Entries shown
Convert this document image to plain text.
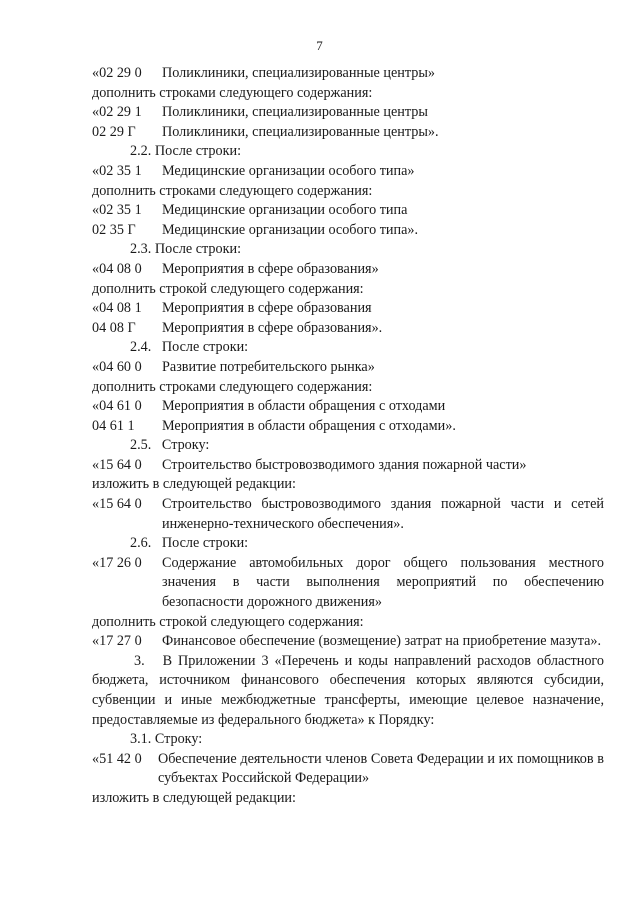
7
«02 29 0	Поликлиники, специализированные центры»
дополнить строками следующего содержания:
«02 29 1	Поликлиники, специализированные центры
02 29 Г	Поликлиники, специализированные центры».
2.2. После строки:
«02 35 1	Медицинские организации особого типа»
дополнить строками следующего содержания:
«02 35 1	Медицинские организации особого типа
02 35 Г	Медицинские организации особого типа».
2.3. После строки:
«04 08 0	Мероприятия в сфере образования»
дополнить строкой следующего содержания:
«04 08 1	Мероприятия в сфере образования
04 08 Г	Мероприятия в сфере образования».
2.4.   После строки:
«04 60 0	Развитие потребительского рынка»
дополнить строками следующего содержания:
«04 61 0	Мероприятия в области обращения с отходами
04 61 1	Мероприятия в области обращения с отходами».
2.5.   Строку:
«15 64 0	Строительство быстровозводимого здания пожарной части»
изложить в следующей редакции:
«15 64 0	Строительство быстровозводимого здания пожарной части и сетей инженерно-технического обеспечения».
2.6.   После строки:
«17 26 0	Содержание автомобильных дорог общего пользования местного значения в части выполнения мероприятий по обеспечению безопасности дорожного движения»
дополнить строкой следующего содержания:
«17 27 0	Финансовое обеспечение (возмещение) затрат на приобретение мазута».
3.   В Приложении 3 «Перечень и коды направлений расходов областного бюджета, источником финансового обеспечения которых являются субсидии, субвенции и иные межбюджетные трансферты, имеющие целевое назначение, предоставляемые из федерального бюджета» к Порядку:
3.1. Строку:
«51 42 0	Обеспечение деятельности членов Совета Федерации и их помощников в субъектах Российской Федерации»
изложить в следующей редакции:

Task to complete
Make an exact copy of the records shown above, without the pictures.

Task solution
Convert this document image to plain text.
7
«02 29 0	Поликлиники, специализированные центры»
дополнить строками следующего содержания:
«02 29 1	Поликлиники, специализированные центры
02 29 Г	Поликлиники, специализированные центры».
2.2. После строки:
«02 35 1	Медицинские организации особого типа»
дополнить строками следующего содержания:
«02 35 1	Медицинские организации особого типа
02 35 Г	Медицинские организации особого типа».
2.3. После строки:
«04 08 0	Мероприятия в сфере образования»
дополнить строкой следующего содержания:
«04 08 1	Мероприятия в сфере образования
04 08 Г	Мероприятия в сфере образования».
2.4.   После строки:
«04 60 0	Развитие потребительского рынка»
дополнить строками следующего содержания:
«04 61 0	Мероприятия в области обращения с отходами
04 61 1	Мероприятия в области обращения с отходами».
2.5.   Строку:
«15 64 0	Строительство быстровозводимого здания пожарной части»
изложить в следующей редакции:
«15 64 0	Строительство быстровозводимого здания пожарной части и сетей инженерно-технического обеспечения».
2.6.   После строки:
«17 26 0	Содержание автомобильных дорог общего пользования местного значения в части выполнения мероприятий по обеспечению безопасности дорожного движения»
дополнить строкой следующего содержания:
«17 27 0	Финансовое обеспечение (возмещение) затрат на приобретение мазута».
3.   В Приложении 3 «Перечень и коды направлений расходов областного бюджета, источником финансового обеспечения которых являются субсидии, субвенции и иные межбюджетные трансферты, имеющие целевое назначение, предоставляемые из федерального бюджета» к Порядку:
3.1. Строку:
«51 42 0	Обеспечение деятельности членов Совета Федерации и их помощников в субъектах Российской Федерации»
изложить в следующей редакции:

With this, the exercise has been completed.